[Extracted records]
* * *

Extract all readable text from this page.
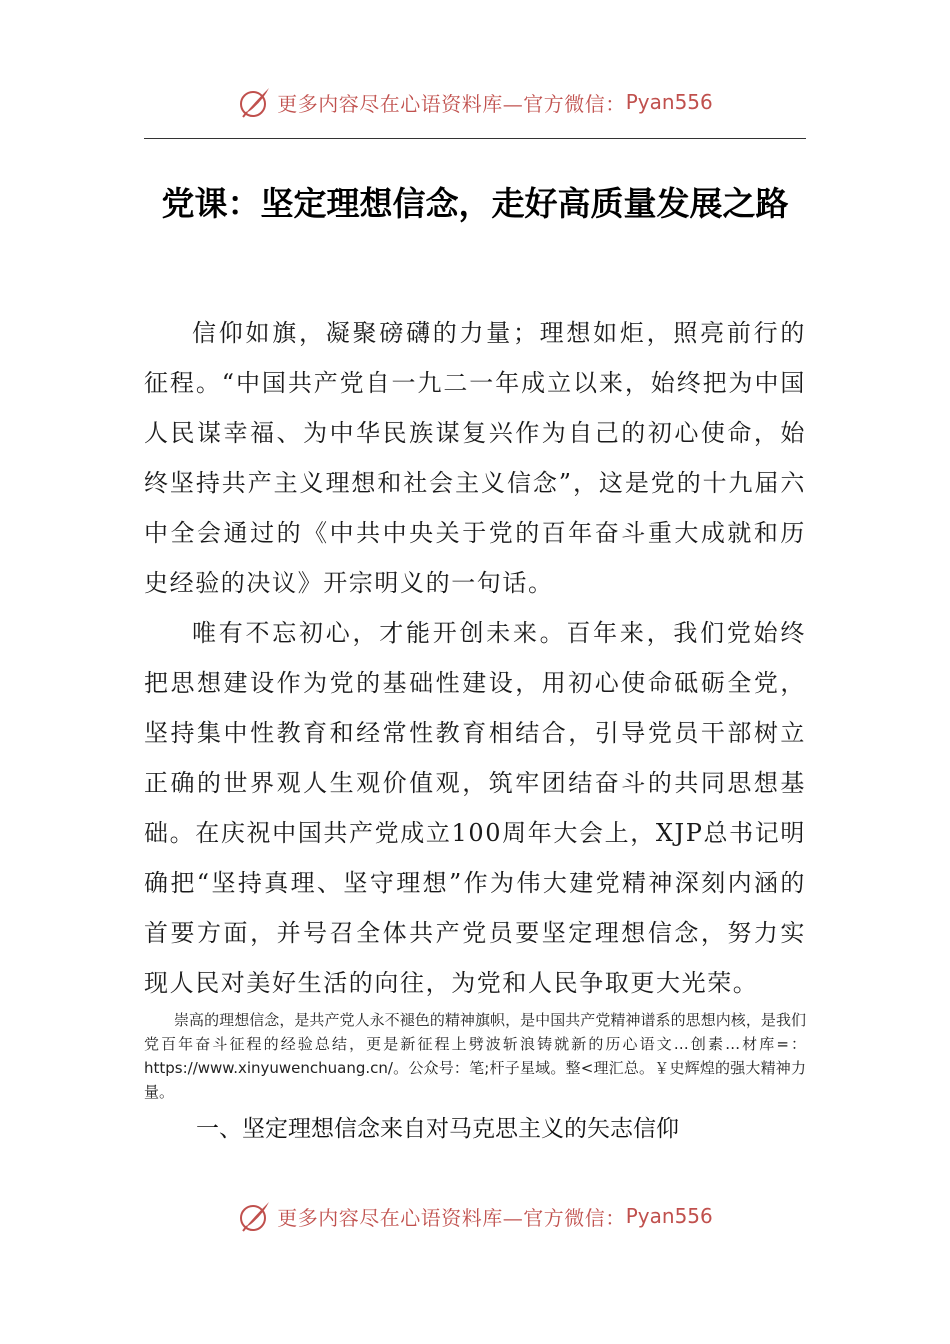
更多内容尽在心语资料库—官方微信： Pyan556
党课：坚定理想信念，走好高质量发展之路

信仰如旗，凝聚磅礴的力量；理想如炬，照亮前行的征程。“中国共产党自一九二一年成立以来，始终把为中国人民谋幸福、为中华民族谋复兴作为自己的初心使命，始终坚持共产主义理想和社会主义信念”，这是党的十九届六中全会通过的《中共中央关于党的百年奋斗重大成就和历史经验的决议》开宗明义的一句话。

唯有不忘初心，才能开创未来。百年来，我们党始终把思想建设作为党的基础性建设，用初心使命砥砺全党，坚持集中性教育和经常性教育相结合，引导党员干部树立正确的世界观人生观价值观，筑牢团结奋斗的共同思想基础。在庆祝中国共产党成立100周年大会上，XJP总书记明确把“坚持真理、坚守理想”作为伟大建党精神深刻内涵的首要方面，并号召全体共产党员要坚定理想信念，努力实现人民对美好生活的向往，为党和人民争取更大光荣。

崇高的理想信念，是共产党人永不褪色的精神旗帜，是中国共产党精神谱系的思想内核，是我们党百年奋斗征程的经验总结，更是新征程上劈波斩浪铸就新的历心语文…创素…材库=：https://www.xinyuwenchuang.cn/。公众号：笔;杆子星域。整<理汇总。￥史辉煌的强大精神力量。

一、坚定理想信念来自对马克思主义的矢志信仰
更多内容尽在心语资料库—官方微信： Pyan556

* * *

■ THE EXERCISE
Working from the material above, transcribe it exactly while omitting pictures.

■ SOLUTION
Extract all readable text from this page.
更多内容尽在心语资料库—官方微信： Pyan556
党课：坚定理想信念，走好高质量发展之路

信仰如旗，凝聚磅礴的力量；理想如炬，照亮前行的征程。“中国共产党自一九二一年成立以来，始终把为中国人民谋幸福、为中华民族谋复兴作为自己的初心使命，始终坚持共产主义理想和社会主义信念”，这是党的十九届六中全会通过的《中共中央关于党的百年奋斗重大成就和历史经验的决议》开宗明义的一句话。

唯有不忘初心，才能开创未来。百年来，我们党始终把思想建设作为党的基础性建设，用初心使命砥砺全党，坚持集中性教育和经常性教育相结合，引导党员干部树立正确的世界观人生观价值观，筑牢团结奋斗的共同思想基础。在庆祝中国共产党成立100周年大会上，XJP总书记明确把“坚持真理、坚守理想”作为伟大建党精神深刻内涵的首要方面，并号召全体共产党员要坚定理想信念，努力实现人民对美好生活的向往，为党和人民争取更大光荣。

崇高的理想信念，是共产党人永不褪色的精神旗帜，是中国共产党精神谱系的思想内核，是我们党百年奋斗征程的经验总结，更是新征程上劈波斩浪铸就新的历心语文…创素…材库=：https://www.xinyuwenchuang.cn/。公众号：笔;杆子星域。整<理汇总。￥史辉煌的强大精神力量。

一、坚定理想信念来自对马克思主义的矢志信仰
更多内容尽在心语资料库—官方微信： Pyan556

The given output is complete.